(Dataset records)
***

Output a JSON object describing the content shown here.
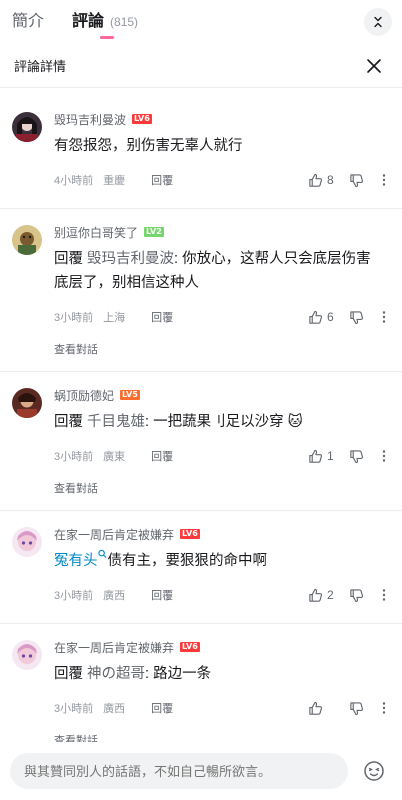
{
  "tabs": [
    {
      "label": "簡介",
      "count": ""
    },
    {
      "label": "評論",
      "count": "(815)"
    }
  ],
  "detail": {
    "title": "評論詳情"
  },
  "labels": {
    "reply": "回覆",
    "view_conversation": "查看對話",
    "reply_prefix": "回覆 "
  },
  "comments": [
    {
      "username": "毁玛吉利曼波",
      "level": "LV6",
      "text": "有怨报怨，别伤害无辜人就行",
      "time": "4小時前",
      "location": "重慶",
      "likes": "8"
    },
    {
      "username": "别逗你白哥笑了",
      "level": "LV2",
      "mention": "毁玛吉利曼波",
      "text": ": 你放心，这帮人只会底层伤害底层了，别相信这种人",
      "time": "3小時前",
      "location": "上海",
      "likes": "6"
    },
    {
      "username": "蜗顶励德妃",
      "level": "LV5",
      "mention": "千目鬼雄",
      "text": ": 一把蔬果刂足以沙穿 🐱",
      "time": "3小時前",
      "location": "廣東",
      "likes": "1"
    },
    {
      "username": "在家一周后肯定被嫌弃",
      "level": "LV6",
      "link": "冤有头",
      "text": "债有主，要狠狠的命中啊",
      "time": "3小時前",
      "location": "廣西",
      "likes": "2"
    },
    {
      "username": "在家一周后肯定被嫌弃",
      "level": "LV6",
      "mention": "神の超哥",
      "text": ": 路边一条",
      "time": "3小時前",
      "location": "廣西",
      "likes": ""
    }
  ],
  "input": {
    "placeholder": "與其贊同別人的話語，不如自己暢所欲言。"
  },
  "icons": {
    "collapse": "collapse-icon",
    "close": "close-icon",
    "like": "thumbs-up-icon",
    "dislike": "thumbs-down-icon",
    "more": "more-vertical-icon",
    "search": "search-icon",
    "emoji": "emoji-icon"
  },
  "colors": {
    "accent": "#ff6699",
    "link": "#008ac5",
    "lv6": "#ff3a3a",
    "lv5": "#ff6d2e",
    "lv2": "#75d66b"
  }
}
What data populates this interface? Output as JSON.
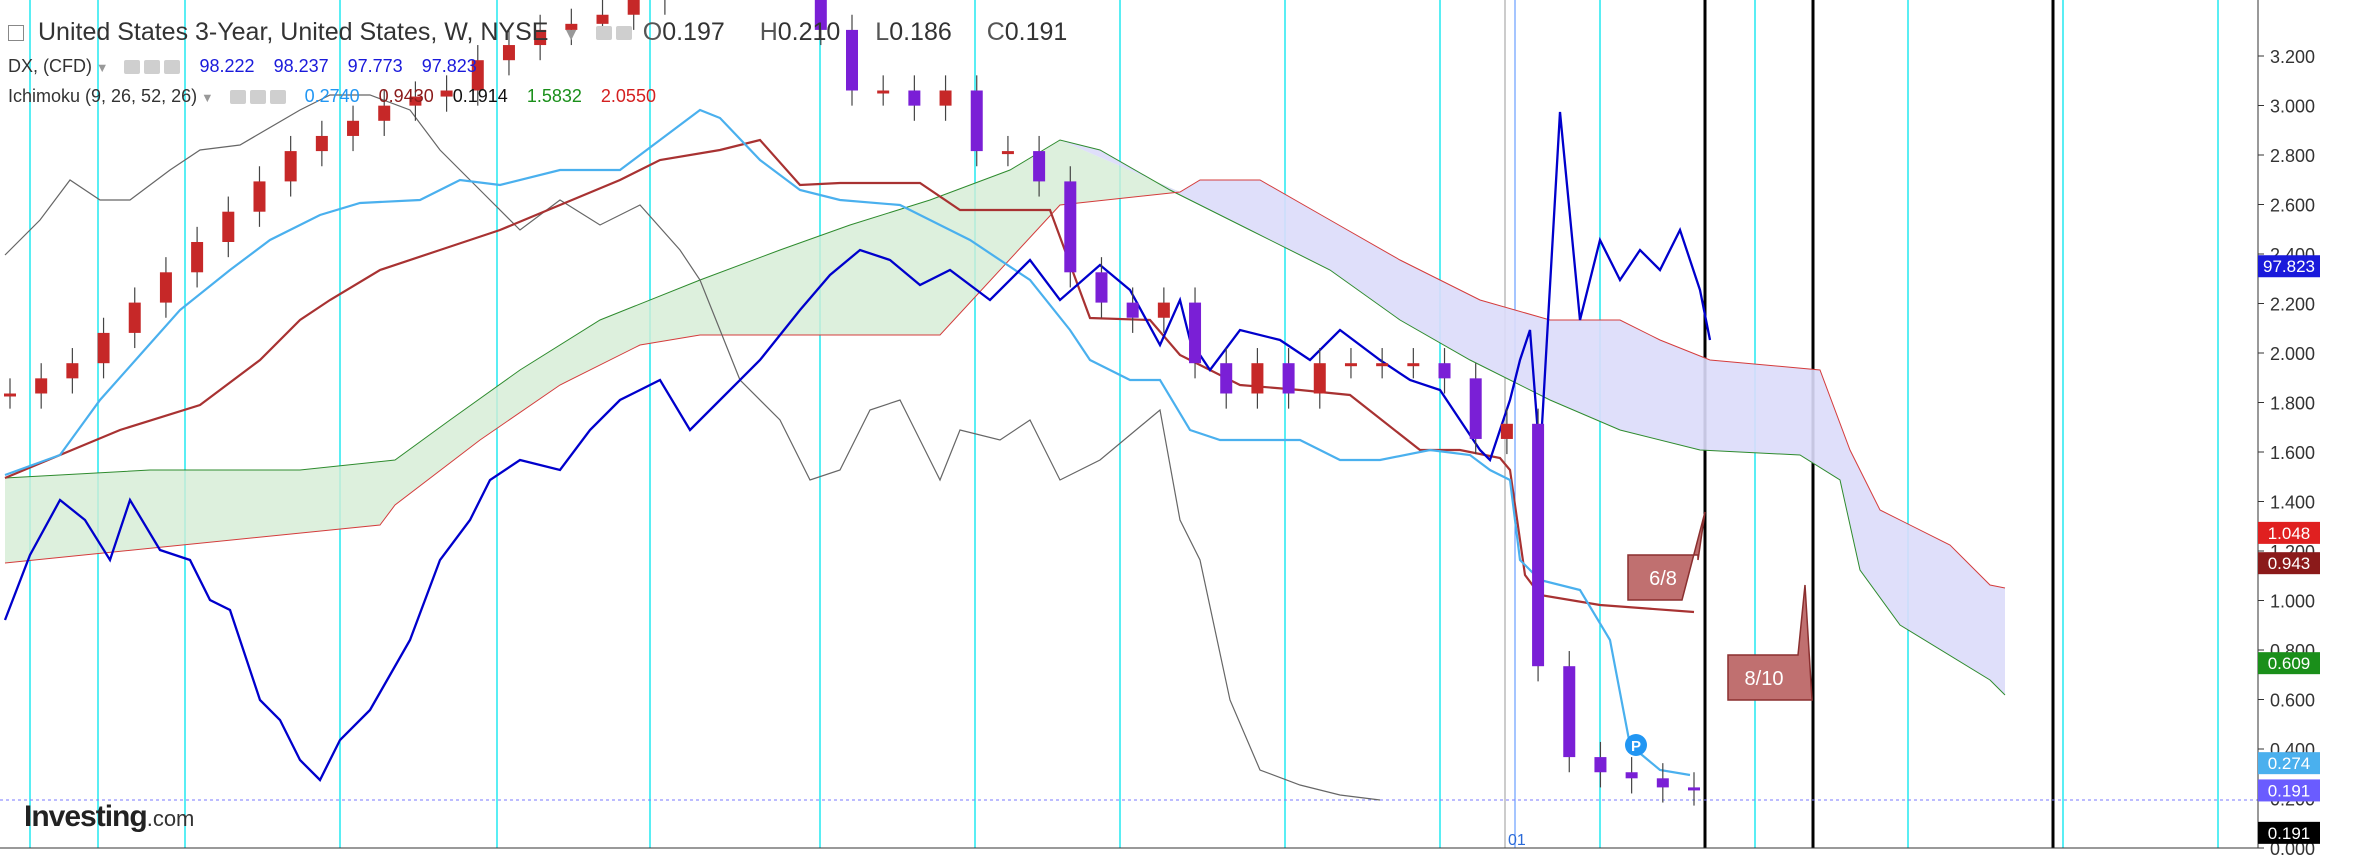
{
  "header": {
    "title": "United States 3-Year, United States, W, NYSE",
    "ohlc": {
      "O": "0.197",
      "H": "0.210",
      "L": "0.186",
      "C": "0.191"
    },
    "dx": {
      "label": "DX, (CFD)",
      "v1": "98.222",
      "v2": "98.237",
      "v3": "97.773",
      "v4": "97.823"
    },
    "ichimoku": {
      "label": "Ichimoku (9, 26, 52, 26)",
      "v1": "0.2740",
      "v2": "0.9430",
      "v3": "0.1914",
      "v4": "1.5832",
      "v5": "2.0550"
    }
  },
  "logo": {
    "name": "Investing",
    "suffix": ".com"
  },
  "colors": {
    "dx_line": "#0000cc",
    "tenkan": "#4ab0ee",
    "kijun": "#a83232",
    "chikou": "#666666",
    "span_a": "#2e8b2e",
    "span_b": "#d43c3c",
    "cloud_bull": "#d4ecd4",
    "cloud_bear": "#dcdcfa",
    "candle_up": "#c62828",
    "candle_down": "#7a1fd6",
    "cycle_line": "#00e5ee"
  },
  "chart_data": {
    "type": "line",
    "title": "United States 3-Year, United States, W, NYSE",
    "y_ticks": [
      "3.200",
      "3.000",
      "2.800",
      "2.600",
      "2.400",
      "2.200",
      "2.000",
      "1.800",
      "1.600",
      "1.400",
      "1.200",
      "1.000",
      "0.800",
      "0.600",
      "0.400",
      "0.200",
      "0.000"
    ],
    "ylim": [
      0,
      3.3
    ],
    "x_label": "01",
    "price_labels": [
      {
        "text": "97.823",
        "value": 1.92,
        "color": "#1a1adb"
      },
      {
        "text": "1.048",
        "value": 1.04,
        "color": "#e02020"
      },
      {
        "text": "0.943",
        "value": 0.94,
        "color": "#8b1a1a"
      },
      {
        "text": "0.609",
        "value": 0.61,
        "color": "#1a8f1a"
      },
      {
        "text": "0.274",
        "value": 0.28,
        "color": "#4ab0ee"
      },
      {
        "text": "0.191",
        "value": 0.19,
        "color": "#6a5cff"
      },
      {
        "text": "0.191",
        "value": 0.05,
        "color": "#000000"
      }
    ],
    "callouts": [
      {
        "text": "6/8"
      },
      {
        "text": "8/10"
      },
      {
        "text": "P"
      }
    ],
    "series": [
      {
        "name": "United States 3-Year",
        "values": [
          1.5,
          1.55,
          1.6,
          1.7,
          1.8,
          1.9,
          2.0,
          2.1,
          2.2,
          2.3,
          2.35,
          2.4,
          2.45,
          2.48,
          2.5,
          2.6,
          2.65,
          2.7,
          2.72,
          2.75,
          2.8,
          2.85,
          2.9,
          3.0,
          3.0,
          2.9,
          2.7,
          2.5,
          2.5,
          2.45,
          2.5,
          2.3,
          2.3,
          2.2,
          1.9,
          1.8,
          1.75,
          1.8,
          1.6,
          1.5,
          1.6,
          1.5,
          1.6,
          1.6,
          1.6,
          1.6,
          1.55,
          1.35,
          1.4,
          0.6,
          0.3,
          0.25,
          0.23,
          0.2,
          0.19
        ]
      },
      {
        "name": "DX, (CFD)",
        "values": [
          91,
          93,
          93.5,
          92,
          89,
          87.5,
          88,
          87,
          89,
          92,
          93,
          95,
          94,
          95,
          94.5,
          96,
          97,
          96.5,
          96,
          97,
          97.5,
          96,
          96,
          97.5,
          97,
          98,
          96.5,
          96,
          98,
          97,
          96,
          95,
          95.5,
          94.5,
          95,
          97,
          96,
          94.5,
          96,
          95.5,
          95,
          94,
          95.5,
          96.5,
          98,
          95,
          99,
          101,
          99.5,
          100,
          98,
          97.8
        ]
      },
      {
        "name": "Ichimoku Tenkan",
        "values": [
          1.5,
          1.6,
          1.8,
          2.0,
          2.2,
          2.4,
          2.55,
          2.6,
          2.6,
          2.7,
          2.8,
          2.9,
          2.85,
          2.6,
          2.55,
          2.4,
          2.2,
          2.0,
          1.8,
          1.65,
          1.62,
          1.6,
          1.6,
          1.58,
          1.55,
          1.5,
          0.8,
          0.4,
          0.28,
          0.27
        ]
      },
      {
        "name": "Ichimoku Kijun",
        "values": [
          1.5,
          1.6,
          1.7,
          1.9,
          2.1,
          2.3,
          2.5,
          2.6,
          2.7,
          2.7,
          2.6,
          2.6,
          2.2,
          2.1,
          1.9,
          1.85,
          1.85,
          1.65,
          1.65,
          1.6,
          1.6,
          1.0,
          0.95,
          0.943
        ]
      }
    ]
  }
}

***

Find the string "location" in the records, then copy each line where it occurs.

      "location": "重慶",
      "location": "上海",
      "location": "廣東",
      "location": "廣西",
      "location": "廣西",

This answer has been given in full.